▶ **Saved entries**
..........

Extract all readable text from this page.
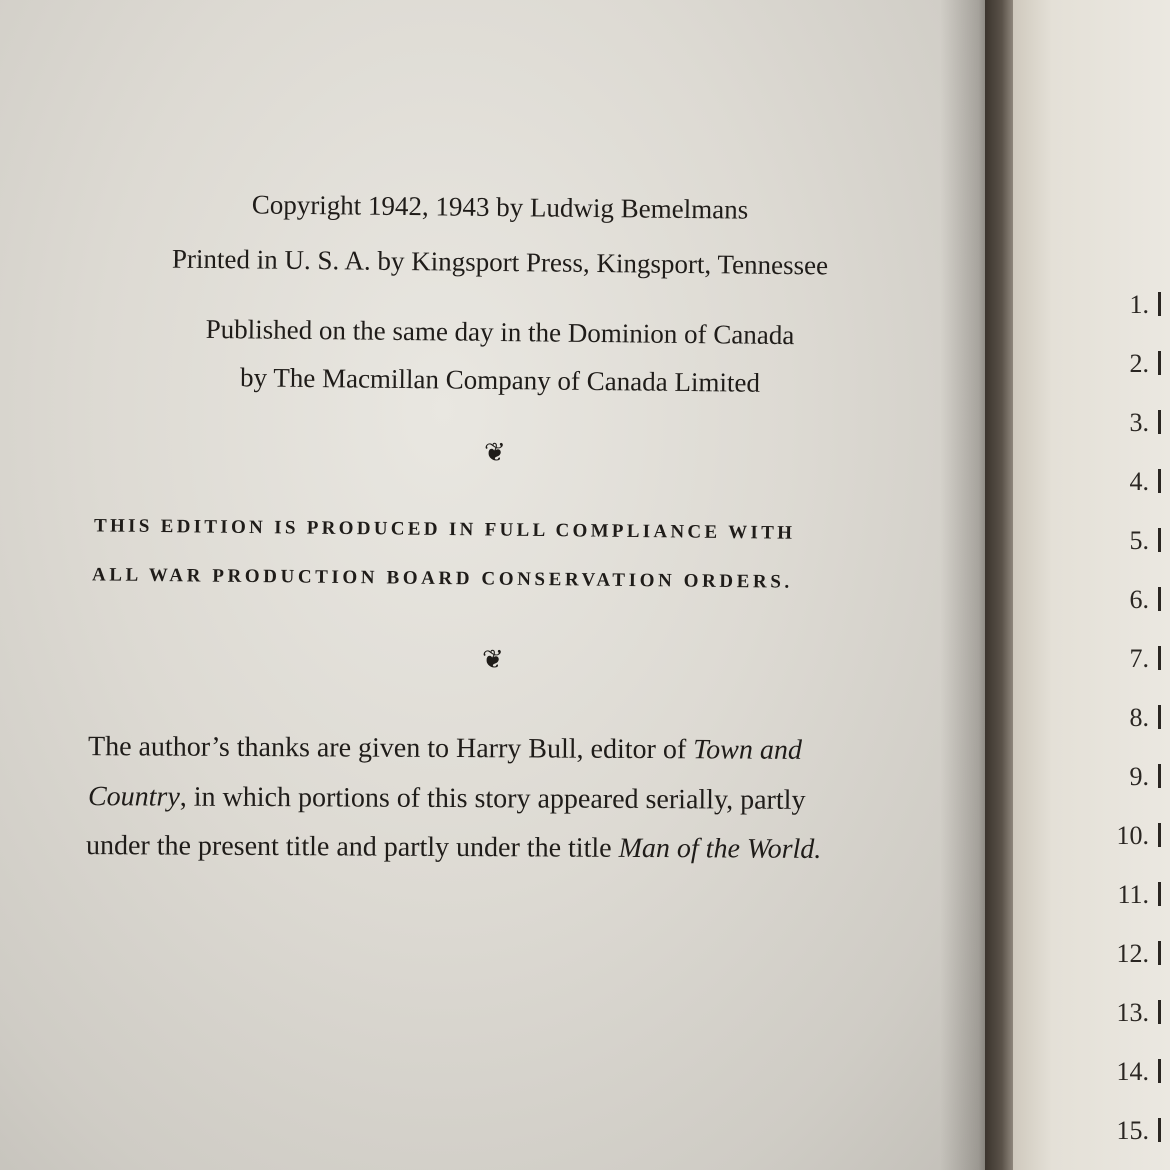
Copyright 1942, 1943 by Ludwig Bemelmans
Printed in U. S. A. by Kingsport Press, Kingsport, Tennessee
Published on the same day in the Dominion of Canada
by The Macmillan Company of Canada Limited
❦
THIS EDITION IS PRODUCED IN FULL COMPLIANCE WITH
ALL WAR PRODUCTION BOARD CONSERVATION ORDERS.
❦
The author’s thanks are given to Harry Bull, editor of Town and
Country, in which portions of this story appeared serially, partly
under the present title and partly under the title Man of the World.
1.
2.
3.
4.
5.
6.
7.
8.
9.
10.
11.
12.
13.
14.
15.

..........

▶ **Exercise objective**
Print every entry above again without changing a word, and omit the pictures.

▶ **Task answer**
Extract all readable text from this page.
Copyright 1942, 1943 by Ludwig Bemelmans
Printed in U. S. A. by Kingsport Press, Kingsport, Tennessee
Published on the same day in the Dominion of Canada
by The Macmillan Company of Canada Limited
❦
THIS EDITION IS PRODUCED IN FULL COMPLIANCE WITH
ALL WAR PRODUCTION BOARD CONSERVATION ORDERS.
❦
The author’s thanks are given to Harry Bull, editor of Town and
Country, in which portions of this story appeared serially, partly
under the present title and partly under the title Man of the World.
1.
2.
3.
4.
5.
6.
7.
8.
9.
10.
11.
12.
13.
14.
15.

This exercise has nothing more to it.